***** RECORDS FOR THE TASK
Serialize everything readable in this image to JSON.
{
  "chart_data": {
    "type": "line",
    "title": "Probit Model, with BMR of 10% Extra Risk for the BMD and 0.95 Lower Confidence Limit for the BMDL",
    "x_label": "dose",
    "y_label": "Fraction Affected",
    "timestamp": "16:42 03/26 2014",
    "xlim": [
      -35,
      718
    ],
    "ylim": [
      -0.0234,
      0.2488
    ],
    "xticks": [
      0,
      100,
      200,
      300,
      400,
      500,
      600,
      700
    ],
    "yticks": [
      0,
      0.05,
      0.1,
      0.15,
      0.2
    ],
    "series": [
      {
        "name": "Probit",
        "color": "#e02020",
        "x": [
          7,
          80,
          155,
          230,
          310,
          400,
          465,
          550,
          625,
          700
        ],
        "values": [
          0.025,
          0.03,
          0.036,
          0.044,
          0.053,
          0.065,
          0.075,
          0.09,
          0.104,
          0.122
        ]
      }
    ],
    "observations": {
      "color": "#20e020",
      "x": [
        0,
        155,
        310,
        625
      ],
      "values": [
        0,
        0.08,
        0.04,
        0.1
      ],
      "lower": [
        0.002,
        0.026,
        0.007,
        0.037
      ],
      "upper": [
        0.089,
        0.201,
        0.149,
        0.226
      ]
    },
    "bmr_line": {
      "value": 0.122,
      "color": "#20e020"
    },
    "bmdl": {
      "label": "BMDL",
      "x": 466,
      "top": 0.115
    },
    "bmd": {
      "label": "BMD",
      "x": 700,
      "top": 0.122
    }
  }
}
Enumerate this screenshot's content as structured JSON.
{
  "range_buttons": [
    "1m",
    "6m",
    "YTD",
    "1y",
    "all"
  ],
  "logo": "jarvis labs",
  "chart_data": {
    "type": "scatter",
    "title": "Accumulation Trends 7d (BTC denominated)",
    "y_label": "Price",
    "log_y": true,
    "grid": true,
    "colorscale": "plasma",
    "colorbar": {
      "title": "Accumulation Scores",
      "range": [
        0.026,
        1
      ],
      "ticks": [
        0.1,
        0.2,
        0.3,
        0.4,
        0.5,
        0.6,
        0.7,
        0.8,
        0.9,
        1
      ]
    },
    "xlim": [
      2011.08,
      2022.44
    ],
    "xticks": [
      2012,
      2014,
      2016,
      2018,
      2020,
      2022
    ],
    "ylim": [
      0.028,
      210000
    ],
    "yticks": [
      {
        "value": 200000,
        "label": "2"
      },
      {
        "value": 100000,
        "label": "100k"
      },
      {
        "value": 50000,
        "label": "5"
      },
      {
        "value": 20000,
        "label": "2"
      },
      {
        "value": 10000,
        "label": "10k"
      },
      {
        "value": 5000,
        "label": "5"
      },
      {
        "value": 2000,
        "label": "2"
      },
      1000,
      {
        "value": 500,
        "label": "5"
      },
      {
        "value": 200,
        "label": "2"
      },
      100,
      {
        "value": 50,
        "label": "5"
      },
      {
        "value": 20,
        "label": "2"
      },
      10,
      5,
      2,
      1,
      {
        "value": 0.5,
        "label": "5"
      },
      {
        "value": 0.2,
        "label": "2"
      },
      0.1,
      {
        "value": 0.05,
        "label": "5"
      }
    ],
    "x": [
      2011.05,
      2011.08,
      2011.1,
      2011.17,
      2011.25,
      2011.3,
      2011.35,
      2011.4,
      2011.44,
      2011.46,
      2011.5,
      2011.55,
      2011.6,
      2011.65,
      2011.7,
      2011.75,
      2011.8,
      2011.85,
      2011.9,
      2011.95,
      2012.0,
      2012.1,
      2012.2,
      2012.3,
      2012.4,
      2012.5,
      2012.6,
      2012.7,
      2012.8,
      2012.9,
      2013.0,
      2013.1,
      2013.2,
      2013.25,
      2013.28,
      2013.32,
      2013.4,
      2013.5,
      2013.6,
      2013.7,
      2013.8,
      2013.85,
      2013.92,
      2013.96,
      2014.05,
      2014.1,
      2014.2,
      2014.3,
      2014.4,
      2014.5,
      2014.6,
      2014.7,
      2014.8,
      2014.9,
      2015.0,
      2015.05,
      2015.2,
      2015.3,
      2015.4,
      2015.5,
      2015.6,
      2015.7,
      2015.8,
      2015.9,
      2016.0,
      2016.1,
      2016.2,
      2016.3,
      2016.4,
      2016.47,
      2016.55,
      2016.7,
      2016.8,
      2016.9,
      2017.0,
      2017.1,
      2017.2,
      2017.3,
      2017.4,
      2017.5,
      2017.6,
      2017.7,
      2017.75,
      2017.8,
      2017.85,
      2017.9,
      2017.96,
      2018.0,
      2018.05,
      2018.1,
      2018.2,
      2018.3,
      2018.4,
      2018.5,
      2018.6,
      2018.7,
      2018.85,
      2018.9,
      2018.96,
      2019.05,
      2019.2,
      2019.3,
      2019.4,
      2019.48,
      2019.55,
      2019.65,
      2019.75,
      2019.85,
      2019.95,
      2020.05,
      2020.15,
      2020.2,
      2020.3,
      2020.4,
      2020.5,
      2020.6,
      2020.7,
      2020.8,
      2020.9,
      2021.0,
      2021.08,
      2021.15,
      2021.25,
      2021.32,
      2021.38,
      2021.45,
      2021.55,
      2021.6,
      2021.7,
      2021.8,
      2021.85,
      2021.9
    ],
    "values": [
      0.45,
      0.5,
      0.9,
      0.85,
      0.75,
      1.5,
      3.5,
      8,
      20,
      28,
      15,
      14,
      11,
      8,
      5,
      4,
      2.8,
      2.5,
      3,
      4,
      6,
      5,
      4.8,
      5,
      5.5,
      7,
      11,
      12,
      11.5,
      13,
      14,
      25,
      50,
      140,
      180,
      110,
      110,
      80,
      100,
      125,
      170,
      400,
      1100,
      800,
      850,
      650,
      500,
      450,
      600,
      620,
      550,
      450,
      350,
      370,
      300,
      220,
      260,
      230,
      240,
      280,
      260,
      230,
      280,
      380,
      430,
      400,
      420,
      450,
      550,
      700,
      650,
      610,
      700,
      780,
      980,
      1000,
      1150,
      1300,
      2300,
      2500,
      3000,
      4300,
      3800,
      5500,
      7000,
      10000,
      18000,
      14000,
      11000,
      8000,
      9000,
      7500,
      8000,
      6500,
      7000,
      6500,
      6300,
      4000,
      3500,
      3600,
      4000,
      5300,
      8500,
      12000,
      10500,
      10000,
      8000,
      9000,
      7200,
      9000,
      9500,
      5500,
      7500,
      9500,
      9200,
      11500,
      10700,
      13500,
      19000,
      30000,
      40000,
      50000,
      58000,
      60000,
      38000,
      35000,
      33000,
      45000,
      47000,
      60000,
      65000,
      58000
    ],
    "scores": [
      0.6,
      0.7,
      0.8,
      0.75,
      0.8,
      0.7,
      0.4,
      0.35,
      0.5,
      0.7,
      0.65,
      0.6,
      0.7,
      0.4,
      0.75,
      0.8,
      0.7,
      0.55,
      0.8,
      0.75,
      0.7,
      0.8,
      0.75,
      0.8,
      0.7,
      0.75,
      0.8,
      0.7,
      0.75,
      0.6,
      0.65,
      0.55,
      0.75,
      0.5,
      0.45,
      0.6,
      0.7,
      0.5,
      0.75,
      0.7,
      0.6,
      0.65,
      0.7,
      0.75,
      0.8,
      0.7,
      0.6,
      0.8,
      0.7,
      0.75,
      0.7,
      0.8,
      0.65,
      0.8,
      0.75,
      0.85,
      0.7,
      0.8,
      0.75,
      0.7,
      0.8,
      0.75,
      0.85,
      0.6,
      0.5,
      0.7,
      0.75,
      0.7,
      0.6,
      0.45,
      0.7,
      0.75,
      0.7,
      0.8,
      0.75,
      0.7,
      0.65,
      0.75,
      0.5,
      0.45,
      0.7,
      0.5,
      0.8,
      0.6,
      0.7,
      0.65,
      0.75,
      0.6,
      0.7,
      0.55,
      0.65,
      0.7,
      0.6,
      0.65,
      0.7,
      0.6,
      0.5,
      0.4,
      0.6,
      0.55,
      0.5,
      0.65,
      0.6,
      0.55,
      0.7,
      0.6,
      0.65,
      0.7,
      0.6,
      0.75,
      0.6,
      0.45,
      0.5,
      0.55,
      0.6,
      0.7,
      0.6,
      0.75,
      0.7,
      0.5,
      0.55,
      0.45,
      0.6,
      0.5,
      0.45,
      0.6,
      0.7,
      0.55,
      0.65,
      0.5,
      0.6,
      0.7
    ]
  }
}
**********
• **TASK BRIEF**
Each line in the entries above that includes the string "this" should be extracted.

• **EXERCISE ANSWER**
Serialize everything readable in this image to JSON.
Enumerate this screenshot's content as structured JSON.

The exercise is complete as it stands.